--- start of DATA SUPPLIED ---

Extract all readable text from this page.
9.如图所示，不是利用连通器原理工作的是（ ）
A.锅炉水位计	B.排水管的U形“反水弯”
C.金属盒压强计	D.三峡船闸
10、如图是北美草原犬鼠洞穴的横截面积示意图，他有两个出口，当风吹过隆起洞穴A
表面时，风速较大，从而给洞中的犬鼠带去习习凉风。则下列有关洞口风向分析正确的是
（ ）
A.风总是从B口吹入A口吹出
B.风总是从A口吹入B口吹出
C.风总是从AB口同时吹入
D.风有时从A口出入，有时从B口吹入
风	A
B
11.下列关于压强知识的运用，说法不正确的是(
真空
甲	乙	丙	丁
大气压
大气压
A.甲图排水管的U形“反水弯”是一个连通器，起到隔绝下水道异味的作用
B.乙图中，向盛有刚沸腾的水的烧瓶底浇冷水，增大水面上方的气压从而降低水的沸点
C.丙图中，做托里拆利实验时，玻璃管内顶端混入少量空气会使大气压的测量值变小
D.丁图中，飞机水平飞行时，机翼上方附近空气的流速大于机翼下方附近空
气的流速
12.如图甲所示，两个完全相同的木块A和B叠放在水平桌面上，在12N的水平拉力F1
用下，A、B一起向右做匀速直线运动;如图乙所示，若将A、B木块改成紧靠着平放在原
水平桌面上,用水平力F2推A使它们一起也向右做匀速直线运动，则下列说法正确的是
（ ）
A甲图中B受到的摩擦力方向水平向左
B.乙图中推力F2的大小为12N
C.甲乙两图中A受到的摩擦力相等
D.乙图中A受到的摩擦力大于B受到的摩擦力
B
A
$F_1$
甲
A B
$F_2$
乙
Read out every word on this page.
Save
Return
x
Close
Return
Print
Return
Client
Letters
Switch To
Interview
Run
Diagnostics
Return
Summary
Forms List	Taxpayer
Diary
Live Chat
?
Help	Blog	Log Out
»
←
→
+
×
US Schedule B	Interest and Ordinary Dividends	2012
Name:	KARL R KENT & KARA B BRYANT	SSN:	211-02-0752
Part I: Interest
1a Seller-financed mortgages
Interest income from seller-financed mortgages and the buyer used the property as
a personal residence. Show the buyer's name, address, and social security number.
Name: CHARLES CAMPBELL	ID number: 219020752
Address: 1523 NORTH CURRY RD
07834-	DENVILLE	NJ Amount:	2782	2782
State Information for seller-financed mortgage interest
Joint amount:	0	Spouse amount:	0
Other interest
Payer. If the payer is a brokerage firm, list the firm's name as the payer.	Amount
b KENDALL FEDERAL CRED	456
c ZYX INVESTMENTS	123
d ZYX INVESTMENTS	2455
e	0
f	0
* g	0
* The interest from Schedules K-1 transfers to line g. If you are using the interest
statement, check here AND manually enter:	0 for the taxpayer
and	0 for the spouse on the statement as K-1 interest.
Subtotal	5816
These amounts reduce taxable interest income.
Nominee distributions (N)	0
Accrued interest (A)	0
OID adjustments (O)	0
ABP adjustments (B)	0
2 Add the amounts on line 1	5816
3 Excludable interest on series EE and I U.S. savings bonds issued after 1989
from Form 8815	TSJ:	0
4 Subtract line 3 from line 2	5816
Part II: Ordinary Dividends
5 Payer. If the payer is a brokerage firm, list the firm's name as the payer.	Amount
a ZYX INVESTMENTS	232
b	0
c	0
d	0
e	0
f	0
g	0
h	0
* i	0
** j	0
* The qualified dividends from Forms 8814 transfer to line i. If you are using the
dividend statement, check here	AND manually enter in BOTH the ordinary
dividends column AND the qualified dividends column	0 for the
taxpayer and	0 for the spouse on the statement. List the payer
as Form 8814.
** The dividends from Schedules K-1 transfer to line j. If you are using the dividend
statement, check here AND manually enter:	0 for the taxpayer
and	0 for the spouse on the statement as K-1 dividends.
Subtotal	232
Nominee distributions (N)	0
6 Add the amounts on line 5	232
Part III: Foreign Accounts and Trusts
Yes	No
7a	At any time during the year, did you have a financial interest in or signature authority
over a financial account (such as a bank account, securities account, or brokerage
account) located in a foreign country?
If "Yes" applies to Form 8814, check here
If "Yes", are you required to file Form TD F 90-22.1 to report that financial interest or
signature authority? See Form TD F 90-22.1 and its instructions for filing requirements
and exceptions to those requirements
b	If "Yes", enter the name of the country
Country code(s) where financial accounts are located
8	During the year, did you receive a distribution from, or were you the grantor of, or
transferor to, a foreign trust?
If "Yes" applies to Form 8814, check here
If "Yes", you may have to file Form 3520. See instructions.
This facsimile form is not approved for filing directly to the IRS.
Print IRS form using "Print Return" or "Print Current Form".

--- end of DATA SUPPLIED ---

# REQUEST:
Above are some records; repeat all of them exactly.

# ANSWER BELOW:
Extract all readable text from this page.
9.如图所示，不是利用连通器原理工作的是（ ）
A.锅炉水位计	B.排水管的U形“反水弯”
C.金属盒压强计	D.三峡船闸
10、如图是北美草原犬鼠洞穴的横截面积示意图，他有两个出口，当风吹过隆起洞穴A
表面时，风速较大，从而给洞中的犬鼠带去习习凉风。则下列有关洞口风向分析正确的是
（ ）
A.风总是从B口吹入A口吹出
B.风总是从A口吹入B口吹出
C.风总是从AB口同时吹入
D.风有时从A口出入，有时从B口吹入
风	A
B
11.下列关于压强知识的运用，说法不正确的是(
真空
甲	乙	丙	丁
大气压
大气压
A.甲图排水管的U形“反水弯”是一个连通器，起到隔绝下水道异味的作用
B.乙图中，向盛有刚沸腾的水的烧瓶底浇冷水，增大水面上方的气压从而降低水的沸点
C.丙图中，做托里拆利实验时，玻璃管内顶端混入少量空气会使大气压的测量值变小
D.丁图中，飞机水平飞行时，机翼上方附近空气的流速大于机翼下方附近空
气的流速
12.如图甲所示，两个完全相同的木块A和B叠放在水平桌面上，在12N的水平拉力F1
用下，A、B一起向右做匀速直线运动;如图乙所示，若将A、B木块改成紧靠着平放在原
水平桌面上,用水平力F2推A使它们一起也向右做匀速直线运动，则下列说法正确的是
（ ）
A甲图中B受到的摩擦力方向水平向左
B.乙图中推力F2的大小为12N
C.甲乙两图中A受到的摩擦力相等
D.乙图中A受到的摩擦力大于B受到的摩擦力
B
A
$F_1$
甲
A B
$F_2$
乙
Read out every word on this page.
Save
Return
x
Close
Return
Print
Return
Client
Letters
Switch To
Interview
Run
Diagnostics
Return
Summary
Forms List	Taxpayer
Diary
Live Chat
?
Help	Blog	Log Out
»
←
→
+
×
US Schedule B	Interest and Ordinary Dividends	2012
Name:	KARL R KENT & KARA B BRYANT	SSN:	211-02-0752
Part I: Interest
1a Seller-financed mortgages
Interest income from seller-financed mortgages and the buyer used the property as
a personal residence. Show the buyer's name, address, and social security number.
Name: CHARLES CAMPBELL	ID number: 219020752
Address: 1523 NORTH CURRY RD
07834-	DENVILLE	NJ Amount:	2782	2782
State Information for seller-financed mortgage interest
Joint amount:	0	Spouse amount:	0
Other interest
Payer. If the payer is a brokerage firm, list the firm's name as the payer.	Amount
b KENDALL FEDERAL CRED	456
c ZYX INVESTMENTS	123
d ZYX INVESTMENTS	2455
e	0
f	0
* g	0
* The interest from Schedules K-1 transfers to line g. If you are using the interest
statement, check here AND manually enter:	0 for the taxpayer
and	0 for the spouse on the statement as K-1 interest.
Subtotal	5816
These amounts reduce taxable interest income.
Nominee distributions (N)	0
Accrued interest (A)	0
OID adjustments (O)	0
ABP adjustments (B)	0
2 Add the amounts on line 1	5816
3 Excludable interest on series EE and I U.S. savings bonds issued after 1989
from Form 8815	TSJ:	0
4 Subtract line 3 from line 2	5816
Part II: Ordinary Dividends
5 Payer. If the payer is a brokerage firm, list the firm's name as the payer.	Amount
a ZYX INVESTMENTS	232
b	0
c	0
d	0
e	0
f	0
g	0
h	0
* i	0
** j	0
* The qualified dividends from Forms 8814 transfer to line i. If you are using the
dividend statement, check here	AND manually enter in BOTH the ordinary
dividends column AND the qualified dividends column	0 for the
taxpayer and	0 for the spouse on the statement. List the payer
as Form 8814.
** The dividends from Schedules K-1 transfer to line j. If you are using the dividend
statement, check here AND manually enter:	0 for the taxpayer
and	0 for the spouse on the statement as K-1 dividends.
Subtotal	232
Nominee distributions (N)	0
6 Add the amounts on line 5	232
Part III: Foreign Accounts and Trusts
Yes	No
7a	At any time during the year, did you have a financial interest in or signature authority
over a financial account (such as a bank account, securities account, or brokerage
account) located in a foreign country?
If "Yes" applies to Form 8814, check here
If "Yes", are you required to file Form TD F 90-22.1 to report that financial interest or
signature authority? See Form TD F 90-22.1 and its instructions for filing requirements
and exceptions to those requirements
b	If "Yes", enter the name of the country
Country code(s) where financial accounts are located
8	During the year, did you receive a distribution from, or were you the grantor of, or
transferor to, a foreign trust?
If "Yes" applies to Form 8814, check here
If "Yes", you may have to file Form 3520. See instructions.
This facsimile form is not approved for filing directly to the IRS.
Print IRS form using "Print Return" or "Print Current Form".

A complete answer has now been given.